(TASK TO CARRY OUT): Copy out the records precisely, omitting pictures.

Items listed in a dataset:
## BEGIN

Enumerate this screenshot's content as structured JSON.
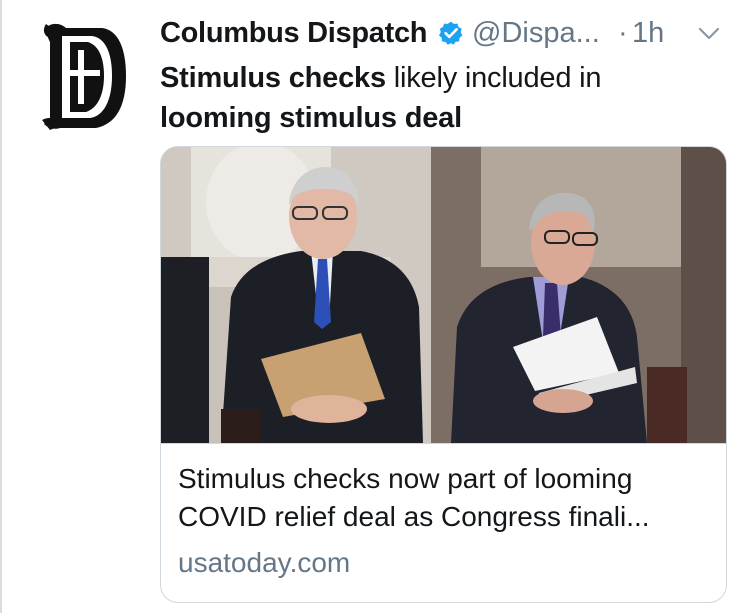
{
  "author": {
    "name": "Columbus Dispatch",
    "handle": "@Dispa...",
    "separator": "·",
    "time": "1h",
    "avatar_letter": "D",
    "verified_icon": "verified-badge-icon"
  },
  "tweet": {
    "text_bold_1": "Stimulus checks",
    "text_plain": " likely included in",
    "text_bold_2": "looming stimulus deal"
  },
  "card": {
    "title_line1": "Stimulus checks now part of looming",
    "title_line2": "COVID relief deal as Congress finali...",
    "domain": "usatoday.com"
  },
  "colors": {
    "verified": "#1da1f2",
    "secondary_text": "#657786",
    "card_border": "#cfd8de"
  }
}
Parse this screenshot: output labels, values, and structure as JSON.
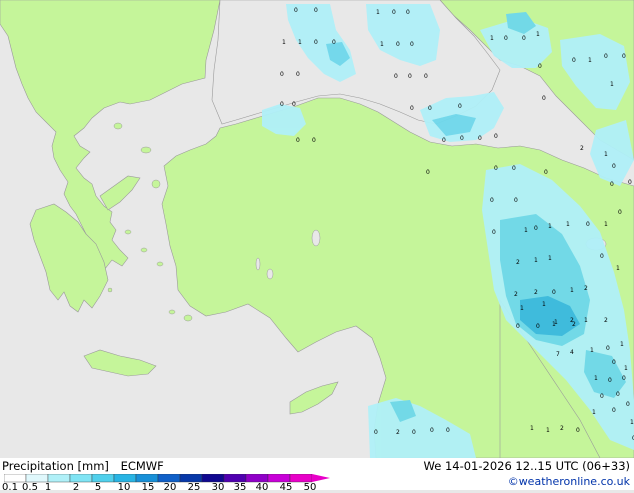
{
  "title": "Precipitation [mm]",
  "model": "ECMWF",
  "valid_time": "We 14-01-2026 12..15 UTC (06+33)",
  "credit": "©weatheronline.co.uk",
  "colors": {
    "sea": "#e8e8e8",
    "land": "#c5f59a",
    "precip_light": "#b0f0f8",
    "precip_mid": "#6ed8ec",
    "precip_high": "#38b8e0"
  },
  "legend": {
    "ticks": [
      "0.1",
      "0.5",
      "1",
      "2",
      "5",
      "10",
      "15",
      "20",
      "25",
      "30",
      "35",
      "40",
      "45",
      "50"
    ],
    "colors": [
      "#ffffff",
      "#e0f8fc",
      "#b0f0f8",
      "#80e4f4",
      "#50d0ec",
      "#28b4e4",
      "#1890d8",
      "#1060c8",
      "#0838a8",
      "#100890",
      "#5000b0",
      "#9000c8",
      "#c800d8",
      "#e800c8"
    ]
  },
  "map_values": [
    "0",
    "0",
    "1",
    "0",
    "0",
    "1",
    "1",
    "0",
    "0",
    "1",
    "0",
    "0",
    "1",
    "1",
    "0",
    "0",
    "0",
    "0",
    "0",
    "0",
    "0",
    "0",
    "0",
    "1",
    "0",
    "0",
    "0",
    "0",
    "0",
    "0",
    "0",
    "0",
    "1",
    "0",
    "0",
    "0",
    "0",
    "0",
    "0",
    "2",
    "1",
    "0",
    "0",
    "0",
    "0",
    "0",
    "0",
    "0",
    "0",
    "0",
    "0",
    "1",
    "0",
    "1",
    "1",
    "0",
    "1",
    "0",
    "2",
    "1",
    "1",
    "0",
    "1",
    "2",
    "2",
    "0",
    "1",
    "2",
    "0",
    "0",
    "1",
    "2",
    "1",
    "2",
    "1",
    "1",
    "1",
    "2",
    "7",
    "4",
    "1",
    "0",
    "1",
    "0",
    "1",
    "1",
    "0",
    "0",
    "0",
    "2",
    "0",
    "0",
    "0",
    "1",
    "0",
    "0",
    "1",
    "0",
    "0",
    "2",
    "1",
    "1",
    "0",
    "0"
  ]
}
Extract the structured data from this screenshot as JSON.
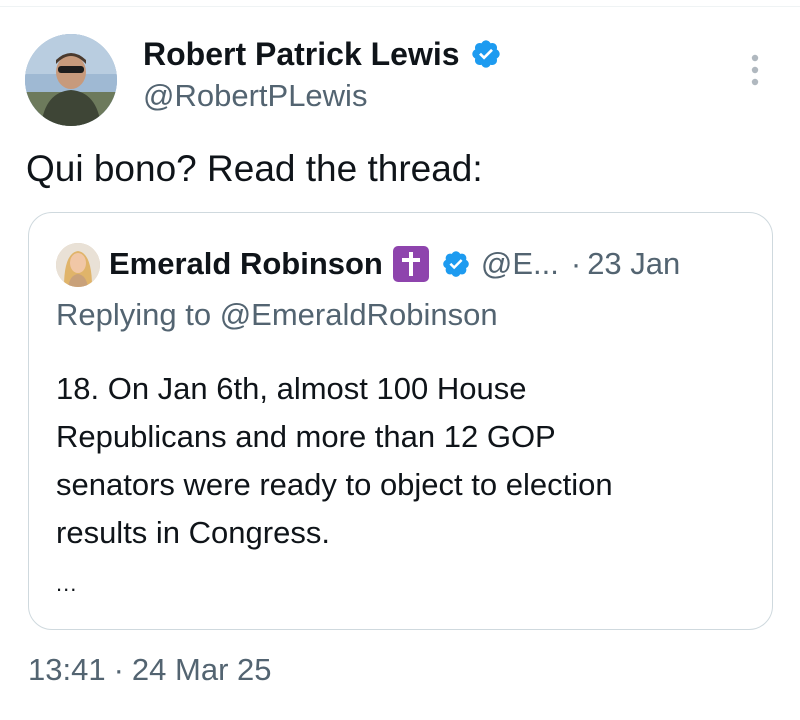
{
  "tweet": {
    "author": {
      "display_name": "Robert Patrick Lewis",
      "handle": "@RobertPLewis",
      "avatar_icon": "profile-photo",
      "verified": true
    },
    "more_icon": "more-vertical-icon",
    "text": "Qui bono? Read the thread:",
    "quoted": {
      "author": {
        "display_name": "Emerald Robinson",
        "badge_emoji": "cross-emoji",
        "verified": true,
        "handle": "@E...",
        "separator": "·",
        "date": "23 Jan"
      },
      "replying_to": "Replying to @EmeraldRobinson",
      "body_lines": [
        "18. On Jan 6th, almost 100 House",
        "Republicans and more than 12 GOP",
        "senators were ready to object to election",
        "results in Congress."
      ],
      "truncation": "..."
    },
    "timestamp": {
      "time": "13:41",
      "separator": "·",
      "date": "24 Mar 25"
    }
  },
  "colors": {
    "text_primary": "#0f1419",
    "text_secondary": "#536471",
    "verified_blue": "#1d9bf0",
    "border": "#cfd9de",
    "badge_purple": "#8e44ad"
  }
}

## END

(OUTPUT FOR THIS EXERCISE):
Enumerate this screenshot's content as structured JSON.
{
  "author": {
    "name": "Columbus Dispatch",
    "handle": "@Dispa...",
    "separator": "·",
    "time": "1h",
    "avatar_letter": "D",
    "verified_icon": "verified-badge-icon"
  },
  "tweet": {
    "text_bold_1": "Stimulus checks",
    "text_plain": " likely included in",
    "text_bold_2": "looming stimulus deal"
  },
  "card": {
    "title_line1": "Stimulus checks now part of looming",
    "title_line2": "COVID relief deal as Congress finali...",
    "domain": "usatoday.com"
  },
  "colors": {
    "verified": "#1da1f2",
    "secondary_text": "#657786",
    "card_border": "#cfd8de"
  }
}
Parse this screenshot: output labels, values, and structure as JSON.
{
  "title": "Precipitation [mm]",
  "model": "ECMWF",
  "valid_time": "We 14-01-2026 12..15 UTC (06+33)",
  "credit": "©weatheronline.co.uk",
  "colors": {
    "sea": "#e8e8e8",
    "land": "#c5f59a",
    "precip_light": "#b0f0f8",
    "precip_mid": "#6ed8ec",
    "precip_high": "#38b8e0"
  },
  "legend": {
    "ticks": [
      "0.1",
      "0.5",
      "1",
      "2",
      "5",
      "10",
      "15",
      "20",
      "25",
      "30",
      "35",
      "40",
      "45",
      "50"
    ],
    "colors": [
      "#ffffff",
      "#e0f8fc",
      "#b0f0f8",
      "#80e4f4",
      "#50d0ec",
      "#28b4e4",
      "#1890d8",
      "#1060c8",
      "#0838a8",
      "#100890",
      "#5000b0",
      "#9000c8",
      "#c800d8",
      "#e800c8"
    ]
  },
  "map_values": [
    "0",
    "0",
    "1",
    "0",
    "0",
    "1",
    "1",
    "0",
    "0",
    "1",
    "0",
    "0",
    "1",
    "1",
    "0",
    "0",
    "0",
    "0",
    "0",
    "0",
    "0",
    "0",
    "0",
    "1",
    "0",
    "0",
    "0",
    "0",
    "0",
    "0",
    "0",
    "0",
    "1",
    "0",
    "0",
    "0",
    "0",
    "0",
    "0",
    "2",
    "1",
    "0",
    "0",
    "0",
    "0",
    "0",
    "0",
    "0",
    "0",
    "0",
    "0",
    "1",
    "0",
    "1",
    "1",
    "0",
    "1",
    "0",
    "2",
    "1",
    "1",
    "0",
    "1",
    "2",
    "2",
    "0",
    "1",
    "2",
    "0",
    "0",
    "1",
    "2",
    "1",
    "2",
    "1",
    "1",
    "1",
    "2",
    "7",
    "4",
    "1",
    "0",
    "1",
    "0",
    "1",
    "1",
    "0",
    "0",
    "0",
    "2",
    "0",
    "0",
    "0",
    "1",
    "0",
    "0",
    "1",
    "0",
    "0",
    "2",
    "1",
    "1",
    "0",
    "0"
  ]
}
Extract the structured data from this screenshot as JSON.
{
  "tweet": {
    "author": {
      "display_name": "Robert Patrick Lewis",
      "handle": "@RobertPLewis",
      "avatar_icon": "profile-photo",
      "verified": true
    },
    "more_icon": "more-vertical-icon",
    "text": "Qui bono? Read the thread:",
    "quoted": {
      "author": {
        "display_name": "Emerald Robinson",
        "badge_emoji": "cross-emoji",
        "verified": true,
        "handle": "@E...",
        "separator": "·",
        "date": "23 Jan"
      },
      "replying_to": "Replying to @EmeraldRobinson",
      "body_lines": [
        "18. On Jan 6th, almost 100 House",
        "Republicans and more than 12 GOP",
        "senators were ready to object to election",
        "results in Congress."
      ],
      "truncation": "..."
    },
    "timestamp": {
      "time": "13:41",
      "separator": "·",
      "date": "24 Mar 25"
    }
  },
  "colors": {
    "text_primary": "#0f1419",
    "text_secondary": "#536471",
    "verified_blue": "#1d9bf0",
    "border": "#cfd9de",
    "badge_purple": "#8e44ad"
  }
}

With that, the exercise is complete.